Stored records:
## START
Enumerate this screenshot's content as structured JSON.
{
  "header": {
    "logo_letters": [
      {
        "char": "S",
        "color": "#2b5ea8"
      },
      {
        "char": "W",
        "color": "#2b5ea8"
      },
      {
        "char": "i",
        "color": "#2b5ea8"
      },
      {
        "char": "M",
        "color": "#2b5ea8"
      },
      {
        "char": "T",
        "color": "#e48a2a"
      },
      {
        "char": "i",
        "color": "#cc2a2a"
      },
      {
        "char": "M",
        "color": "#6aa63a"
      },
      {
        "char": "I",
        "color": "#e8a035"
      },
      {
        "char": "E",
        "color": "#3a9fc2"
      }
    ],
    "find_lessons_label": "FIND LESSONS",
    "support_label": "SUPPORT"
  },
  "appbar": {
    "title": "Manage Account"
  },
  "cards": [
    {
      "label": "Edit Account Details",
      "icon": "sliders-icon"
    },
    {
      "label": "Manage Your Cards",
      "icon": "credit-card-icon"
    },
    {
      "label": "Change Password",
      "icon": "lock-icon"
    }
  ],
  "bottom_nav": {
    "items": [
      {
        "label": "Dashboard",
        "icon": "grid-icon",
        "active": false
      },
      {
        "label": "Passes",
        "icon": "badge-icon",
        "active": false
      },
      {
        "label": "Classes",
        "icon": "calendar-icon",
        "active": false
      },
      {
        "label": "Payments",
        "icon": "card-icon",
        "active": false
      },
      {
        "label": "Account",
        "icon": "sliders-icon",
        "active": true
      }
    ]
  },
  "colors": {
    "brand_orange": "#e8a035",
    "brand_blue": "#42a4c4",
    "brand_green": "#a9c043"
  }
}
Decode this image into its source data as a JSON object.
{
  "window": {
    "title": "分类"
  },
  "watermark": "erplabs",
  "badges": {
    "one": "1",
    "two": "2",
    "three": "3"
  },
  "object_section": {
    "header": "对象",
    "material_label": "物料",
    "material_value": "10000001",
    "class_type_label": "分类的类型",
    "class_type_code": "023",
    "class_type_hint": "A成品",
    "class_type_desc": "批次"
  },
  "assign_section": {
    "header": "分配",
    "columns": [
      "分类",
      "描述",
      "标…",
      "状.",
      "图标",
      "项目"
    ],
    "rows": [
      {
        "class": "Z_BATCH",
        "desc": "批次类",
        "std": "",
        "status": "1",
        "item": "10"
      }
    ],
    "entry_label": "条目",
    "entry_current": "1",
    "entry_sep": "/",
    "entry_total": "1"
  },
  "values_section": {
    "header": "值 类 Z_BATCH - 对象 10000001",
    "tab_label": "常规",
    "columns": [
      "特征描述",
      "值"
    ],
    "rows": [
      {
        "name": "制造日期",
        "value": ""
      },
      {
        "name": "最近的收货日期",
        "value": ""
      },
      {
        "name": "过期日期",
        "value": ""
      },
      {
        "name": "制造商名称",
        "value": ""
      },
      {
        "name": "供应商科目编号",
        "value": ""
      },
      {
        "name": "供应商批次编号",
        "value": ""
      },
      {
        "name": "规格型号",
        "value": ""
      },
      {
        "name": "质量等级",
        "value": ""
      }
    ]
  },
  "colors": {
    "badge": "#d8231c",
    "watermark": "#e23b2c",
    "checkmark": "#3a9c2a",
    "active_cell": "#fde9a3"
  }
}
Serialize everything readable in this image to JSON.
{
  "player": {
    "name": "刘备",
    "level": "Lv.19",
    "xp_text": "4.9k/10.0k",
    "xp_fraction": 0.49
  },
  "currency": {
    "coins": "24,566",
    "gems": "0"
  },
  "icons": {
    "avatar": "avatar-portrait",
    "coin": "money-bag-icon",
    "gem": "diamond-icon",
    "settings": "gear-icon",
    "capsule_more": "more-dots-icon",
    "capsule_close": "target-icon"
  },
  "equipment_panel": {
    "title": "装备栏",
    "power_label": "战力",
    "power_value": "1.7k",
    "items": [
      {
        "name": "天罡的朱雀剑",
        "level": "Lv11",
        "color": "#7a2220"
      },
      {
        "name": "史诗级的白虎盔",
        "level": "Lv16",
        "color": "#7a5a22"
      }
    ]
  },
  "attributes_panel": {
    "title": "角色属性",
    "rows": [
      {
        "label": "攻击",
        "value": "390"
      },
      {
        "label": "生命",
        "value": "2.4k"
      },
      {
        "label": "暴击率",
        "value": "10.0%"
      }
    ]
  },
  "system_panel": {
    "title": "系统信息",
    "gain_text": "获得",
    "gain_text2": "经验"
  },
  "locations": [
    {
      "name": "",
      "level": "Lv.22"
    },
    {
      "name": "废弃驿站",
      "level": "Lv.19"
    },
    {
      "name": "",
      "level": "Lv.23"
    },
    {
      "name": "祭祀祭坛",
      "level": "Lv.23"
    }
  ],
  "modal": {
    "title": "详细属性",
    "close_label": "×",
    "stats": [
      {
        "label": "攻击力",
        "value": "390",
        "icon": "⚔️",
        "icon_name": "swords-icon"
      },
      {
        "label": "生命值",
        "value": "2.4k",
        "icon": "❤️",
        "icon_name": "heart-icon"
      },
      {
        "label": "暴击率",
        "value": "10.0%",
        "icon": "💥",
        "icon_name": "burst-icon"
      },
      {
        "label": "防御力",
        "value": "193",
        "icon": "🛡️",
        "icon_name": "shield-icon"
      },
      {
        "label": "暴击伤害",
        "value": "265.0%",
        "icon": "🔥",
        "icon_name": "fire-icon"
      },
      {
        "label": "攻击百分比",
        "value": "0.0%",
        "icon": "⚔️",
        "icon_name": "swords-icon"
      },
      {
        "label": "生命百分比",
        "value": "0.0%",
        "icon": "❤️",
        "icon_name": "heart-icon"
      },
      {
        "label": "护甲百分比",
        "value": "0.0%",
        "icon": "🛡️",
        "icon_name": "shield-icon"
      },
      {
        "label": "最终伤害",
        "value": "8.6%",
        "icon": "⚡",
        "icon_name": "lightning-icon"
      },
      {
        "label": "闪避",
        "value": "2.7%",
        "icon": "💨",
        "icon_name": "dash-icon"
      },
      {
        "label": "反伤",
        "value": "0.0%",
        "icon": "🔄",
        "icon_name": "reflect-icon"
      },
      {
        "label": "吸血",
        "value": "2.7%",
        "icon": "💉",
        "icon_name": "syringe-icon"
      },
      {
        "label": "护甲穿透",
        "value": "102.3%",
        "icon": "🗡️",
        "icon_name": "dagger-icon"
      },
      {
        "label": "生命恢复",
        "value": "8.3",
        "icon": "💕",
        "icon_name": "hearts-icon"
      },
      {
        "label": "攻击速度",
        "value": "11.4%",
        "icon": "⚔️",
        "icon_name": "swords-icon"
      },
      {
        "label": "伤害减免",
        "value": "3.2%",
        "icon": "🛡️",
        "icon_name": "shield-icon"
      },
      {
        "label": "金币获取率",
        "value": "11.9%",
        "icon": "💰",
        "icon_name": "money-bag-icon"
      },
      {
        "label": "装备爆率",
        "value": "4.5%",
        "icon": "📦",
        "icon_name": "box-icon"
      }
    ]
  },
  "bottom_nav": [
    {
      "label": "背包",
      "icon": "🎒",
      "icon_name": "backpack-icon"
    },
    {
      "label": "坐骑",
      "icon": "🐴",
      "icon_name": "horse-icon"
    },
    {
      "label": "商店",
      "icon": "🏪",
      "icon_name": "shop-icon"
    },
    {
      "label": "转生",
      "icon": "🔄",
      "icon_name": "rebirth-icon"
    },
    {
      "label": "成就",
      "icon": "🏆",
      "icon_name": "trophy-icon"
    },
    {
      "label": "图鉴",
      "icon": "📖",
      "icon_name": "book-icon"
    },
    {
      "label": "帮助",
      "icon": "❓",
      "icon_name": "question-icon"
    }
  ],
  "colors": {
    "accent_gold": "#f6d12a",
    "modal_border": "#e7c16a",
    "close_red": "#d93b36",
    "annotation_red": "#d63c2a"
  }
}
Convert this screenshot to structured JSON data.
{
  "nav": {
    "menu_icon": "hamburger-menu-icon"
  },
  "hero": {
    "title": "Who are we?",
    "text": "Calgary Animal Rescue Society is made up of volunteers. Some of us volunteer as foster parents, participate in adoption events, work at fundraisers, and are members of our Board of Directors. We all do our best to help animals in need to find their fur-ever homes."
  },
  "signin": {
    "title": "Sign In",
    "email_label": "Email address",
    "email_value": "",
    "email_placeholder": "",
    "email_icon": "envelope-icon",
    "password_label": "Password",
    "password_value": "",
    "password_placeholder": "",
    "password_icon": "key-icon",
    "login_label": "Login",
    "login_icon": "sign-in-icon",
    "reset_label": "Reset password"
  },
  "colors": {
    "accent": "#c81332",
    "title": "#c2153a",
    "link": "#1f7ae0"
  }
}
## END
> **EXERCISE BRIEF**
In the entries above, take the line containing "Convert this screenshot" and each later line through the last, and repeat them exactly. Output nothing else.

> **RESULT FOR THIS EXERCISE**
Convert this screenshot to structured JSON data.
{
  "nav": {
    "menu_icon": "hamburger-menu-icon"
  },
  "hero": {
    "title": "Who are we?",
    "text": "Calgary Animal Rescue Society is made up of volunteers. Some of us volunteer as foster parents, participate in adoption events, work at fundraisers, and are members of our Board of Directors. We all do our best to help animals in need to find their fur-ever homes."
  },
  "signin": {
    "title": "Sign In",
    "email_label": "Email address",
    "email_value": "",
    "email_placeholder": "",
    "email_icon": "envelope-icon",
    "password_label": "Password",
    "password_value": "",
    "password_placeholder": "",
    "password_icon": "key-icon",
    "login_label": "Login",
    "login_icon": "sign-in-icon",
    "reset_label": "Reset password"
  },
  "colors": {
    "accent": "#c81332",
    "title": "#c2153a",
    "link": "#1f7ae0"
  }
}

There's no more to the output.